* **WHAT THIS TASK INVOLVES**
Give every line below again, exactly.

┌─ RECORDS SUPPLIED

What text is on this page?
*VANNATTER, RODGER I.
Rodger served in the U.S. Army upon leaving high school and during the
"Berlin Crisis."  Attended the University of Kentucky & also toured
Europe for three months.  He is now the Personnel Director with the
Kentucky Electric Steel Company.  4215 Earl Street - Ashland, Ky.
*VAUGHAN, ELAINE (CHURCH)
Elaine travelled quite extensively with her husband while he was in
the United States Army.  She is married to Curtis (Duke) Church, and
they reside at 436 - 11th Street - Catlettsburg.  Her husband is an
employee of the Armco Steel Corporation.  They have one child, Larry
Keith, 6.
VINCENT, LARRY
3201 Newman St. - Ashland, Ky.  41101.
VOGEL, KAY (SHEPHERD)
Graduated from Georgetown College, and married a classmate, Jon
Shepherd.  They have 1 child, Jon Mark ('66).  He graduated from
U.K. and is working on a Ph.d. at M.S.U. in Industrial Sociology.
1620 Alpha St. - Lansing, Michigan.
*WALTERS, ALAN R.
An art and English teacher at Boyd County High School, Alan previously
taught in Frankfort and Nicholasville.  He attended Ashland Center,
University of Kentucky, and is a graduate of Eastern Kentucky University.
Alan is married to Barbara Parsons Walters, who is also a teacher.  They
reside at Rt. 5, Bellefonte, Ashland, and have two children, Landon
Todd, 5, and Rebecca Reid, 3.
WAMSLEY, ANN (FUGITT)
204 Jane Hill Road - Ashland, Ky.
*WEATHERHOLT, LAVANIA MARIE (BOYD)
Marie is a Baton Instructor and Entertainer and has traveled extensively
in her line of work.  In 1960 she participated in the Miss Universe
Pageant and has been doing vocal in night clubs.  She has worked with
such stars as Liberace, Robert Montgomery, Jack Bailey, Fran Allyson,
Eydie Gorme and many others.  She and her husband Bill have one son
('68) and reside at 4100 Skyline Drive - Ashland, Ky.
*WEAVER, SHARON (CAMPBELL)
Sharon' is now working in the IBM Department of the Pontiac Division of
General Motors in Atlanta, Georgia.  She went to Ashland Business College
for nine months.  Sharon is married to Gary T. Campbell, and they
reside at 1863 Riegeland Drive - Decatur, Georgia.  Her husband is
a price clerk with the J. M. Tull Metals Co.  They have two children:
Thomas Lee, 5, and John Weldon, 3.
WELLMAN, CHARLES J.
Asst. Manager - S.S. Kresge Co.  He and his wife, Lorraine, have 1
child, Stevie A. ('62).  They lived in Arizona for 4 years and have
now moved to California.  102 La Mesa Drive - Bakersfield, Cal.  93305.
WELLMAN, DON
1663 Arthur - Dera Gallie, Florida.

└─

* **THE COMPLETED TASK**
What text is on this page?
*VANNATTER, RODGER I.
Rodger served in the U.S. Army upon leaving high school and during the
"Berlin Crisis."  Attended the University of Kentucky & also toured
Europe for three months.  He is now the Personnel Director with the
Kentucky Electric Steel Company.  4215 Earl Street - Ashland, Ky.
*VAUGHAN, ELAINE (CHURCH)
Elaine travelled quite extensively with her husband while he was in
the United States Army.  She is married to Curtis (Duke) Church, and
they reside at 436 - 11th Street - Catlettsburg.  Her husband is an
employee of the Armco Steel Corporation.  They have one child, Larry
Keith, 6.
VINCENT, LARRY
3201 Newman St. - Ashland, Ky.  41101.
VOGEL, KAY (SHEPHERD)
Graduated from Georgetown College, and married a classmate, Jon
Shepherd.  They have 1 child, Jon Mark ('66).  He graduated from
U.K. and is working on a Ph.d. at M.S.U. in Industrial Sociology.
1620 Alpha St. - Lansing, Michigan.
*WALTERS, ALAN R.
An art and English teacher at Boyd County High School, Alan previously
taught in Frankfort and Nicholasville.  He attended Ashland Center,
University of Kentucky, and is a graduate of Eastern Kentucky University.
Alan is married to Barbara Parsons Walters, who is also a teacher.  They
reside at Rt. 5, Bellefonte, Ashland, and have two children, Landon
Todd, 5, and Rebecca Reid, 3.
WAMSLEY, ANN (FUGITT)
204 Jane Hill Road - Ashland, Ky.
*WEATHERHOLT, LAVANIA MARIE (BOYD)
Marie is a Baton Instructor and Entertainer and has traveled extensively
in her line of work.  In 1960 she participated in the Miss Universe
Pageant and has been doing vocal in night clubs.  She has worked with
such stars as Liberace, Robert Montgomery, Jack Bailey, Fran Allyson,
Eydie Gorme and many others.  She and her husband Bill have one son
('68) and reside at 4100 Skyline Drive - Ashland, Ky.
*WEAVER, SHARON (CAMPBELL)
Sharon' is now working in the IBM Department of the Pontiac Division of
General Motors in Atlanta, Georgia.  She went to Ashland Business College
for nine months.  Sharon is married to Gary T. Campbell, and they
reside at 1863 Riegeland Drive - Decatur, Georgia.  Her husband is
a price clerk with the J. M. Tull Metals Co.  They have two children:
Thomas Lee, 5, and John Weldon, 3.
WELLMAN, CHARLES J.
Asst. Manager - S.S. Kresge Co.  He and his wife, Lorraine, have 1
child, Stevie A. ('62).  They lived in Arizona for 4 years and have
now moved to California.  102 La Mesa Drive - Bakersfield, Cal.  93305.
WELLMAN, DON
1663 Arthur - Dera Gallie, Florida.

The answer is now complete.